_What to do_
Give the number of lines that hold the string "name". Nothing else is needed.

_Provided entries_
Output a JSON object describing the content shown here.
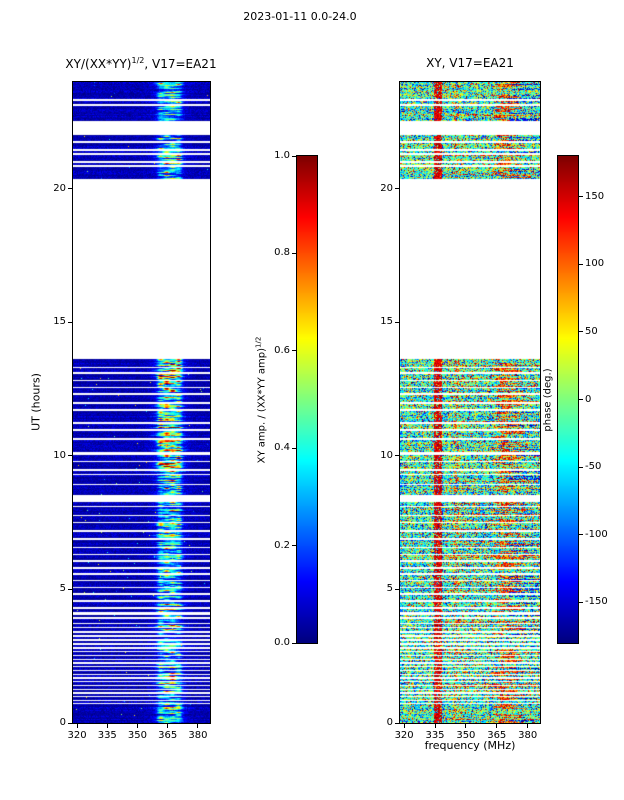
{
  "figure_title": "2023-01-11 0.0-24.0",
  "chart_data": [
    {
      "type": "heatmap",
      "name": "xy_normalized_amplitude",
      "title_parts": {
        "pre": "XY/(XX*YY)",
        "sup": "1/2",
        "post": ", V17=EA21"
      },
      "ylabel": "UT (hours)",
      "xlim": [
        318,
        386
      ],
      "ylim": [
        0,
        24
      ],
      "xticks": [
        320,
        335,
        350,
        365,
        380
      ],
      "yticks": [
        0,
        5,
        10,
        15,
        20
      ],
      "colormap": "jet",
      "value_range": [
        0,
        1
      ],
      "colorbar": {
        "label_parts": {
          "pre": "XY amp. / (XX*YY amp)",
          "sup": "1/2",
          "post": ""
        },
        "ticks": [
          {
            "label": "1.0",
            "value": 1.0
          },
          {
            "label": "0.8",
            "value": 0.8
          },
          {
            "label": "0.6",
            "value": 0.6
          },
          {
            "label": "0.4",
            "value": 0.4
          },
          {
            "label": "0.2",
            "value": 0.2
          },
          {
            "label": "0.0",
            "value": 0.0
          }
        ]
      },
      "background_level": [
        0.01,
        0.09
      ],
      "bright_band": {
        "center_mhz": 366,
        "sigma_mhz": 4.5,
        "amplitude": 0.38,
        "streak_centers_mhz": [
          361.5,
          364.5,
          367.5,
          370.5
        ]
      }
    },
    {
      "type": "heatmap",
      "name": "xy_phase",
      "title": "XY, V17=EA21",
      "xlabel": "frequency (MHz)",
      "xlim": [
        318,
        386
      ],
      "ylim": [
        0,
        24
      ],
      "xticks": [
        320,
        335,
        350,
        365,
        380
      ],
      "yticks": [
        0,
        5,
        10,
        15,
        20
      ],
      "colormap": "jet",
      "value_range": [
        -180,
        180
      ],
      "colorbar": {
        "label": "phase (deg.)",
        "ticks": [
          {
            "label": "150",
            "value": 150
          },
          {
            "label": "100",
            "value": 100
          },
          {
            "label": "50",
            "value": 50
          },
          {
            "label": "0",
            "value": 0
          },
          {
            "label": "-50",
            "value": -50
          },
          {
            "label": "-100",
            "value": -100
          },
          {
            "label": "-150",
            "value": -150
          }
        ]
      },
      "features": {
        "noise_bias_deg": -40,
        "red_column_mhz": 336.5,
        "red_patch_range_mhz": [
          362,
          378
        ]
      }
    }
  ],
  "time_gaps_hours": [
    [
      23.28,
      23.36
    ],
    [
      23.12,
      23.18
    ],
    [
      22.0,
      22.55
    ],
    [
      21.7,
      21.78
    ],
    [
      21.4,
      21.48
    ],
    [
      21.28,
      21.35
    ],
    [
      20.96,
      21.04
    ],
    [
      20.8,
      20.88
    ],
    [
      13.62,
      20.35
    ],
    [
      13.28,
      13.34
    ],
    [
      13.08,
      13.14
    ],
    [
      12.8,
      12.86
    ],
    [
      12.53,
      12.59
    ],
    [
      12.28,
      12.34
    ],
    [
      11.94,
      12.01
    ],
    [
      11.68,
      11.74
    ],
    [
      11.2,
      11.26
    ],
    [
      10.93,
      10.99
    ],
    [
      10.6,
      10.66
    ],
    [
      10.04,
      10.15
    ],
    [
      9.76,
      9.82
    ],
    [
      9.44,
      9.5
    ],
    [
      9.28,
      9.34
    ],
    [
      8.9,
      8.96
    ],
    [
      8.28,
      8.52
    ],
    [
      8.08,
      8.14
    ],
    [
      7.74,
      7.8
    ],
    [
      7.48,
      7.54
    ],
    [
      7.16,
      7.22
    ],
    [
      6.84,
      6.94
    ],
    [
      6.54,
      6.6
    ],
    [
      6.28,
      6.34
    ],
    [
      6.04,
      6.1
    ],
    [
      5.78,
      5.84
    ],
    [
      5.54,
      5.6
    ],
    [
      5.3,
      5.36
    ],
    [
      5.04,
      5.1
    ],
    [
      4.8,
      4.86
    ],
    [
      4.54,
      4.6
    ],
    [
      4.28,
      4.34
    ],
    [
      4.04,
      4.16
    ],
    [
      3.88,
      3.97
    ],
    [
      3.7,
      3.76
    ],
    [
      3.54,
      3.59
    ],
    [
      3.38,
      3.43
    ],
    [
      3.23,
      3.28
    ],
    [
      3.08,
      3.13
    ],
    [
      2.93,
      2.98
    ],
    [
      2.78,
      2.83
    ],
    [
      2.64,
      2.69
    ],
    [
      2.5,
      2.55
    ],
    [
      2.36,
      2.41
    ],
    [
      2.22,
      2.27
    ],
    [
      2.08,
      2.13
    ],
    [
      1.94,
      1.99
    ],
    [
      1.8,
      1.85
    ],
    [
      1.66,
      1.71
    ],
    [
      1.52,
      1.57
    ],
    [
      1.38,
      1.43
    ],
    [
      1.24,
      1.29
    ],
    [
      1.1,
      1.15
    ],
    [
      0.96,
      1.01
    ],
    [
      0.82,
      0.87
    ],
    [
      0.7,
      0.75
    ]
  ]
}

* * *

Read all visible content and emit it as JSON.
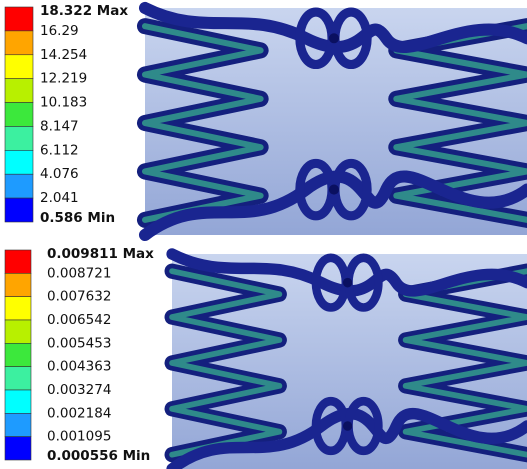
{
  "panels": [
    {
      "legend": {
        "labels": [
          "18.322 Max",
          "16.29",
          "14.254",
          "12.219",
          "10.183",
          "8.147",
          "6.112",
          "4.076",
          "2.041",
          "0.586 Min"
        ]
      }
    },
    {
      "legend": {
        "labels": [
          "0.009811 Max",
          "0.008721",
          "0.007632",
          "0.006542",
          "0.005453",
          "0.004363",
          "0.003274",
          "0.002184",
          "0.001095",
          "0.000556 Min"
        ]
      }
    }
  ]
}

_Result below_
2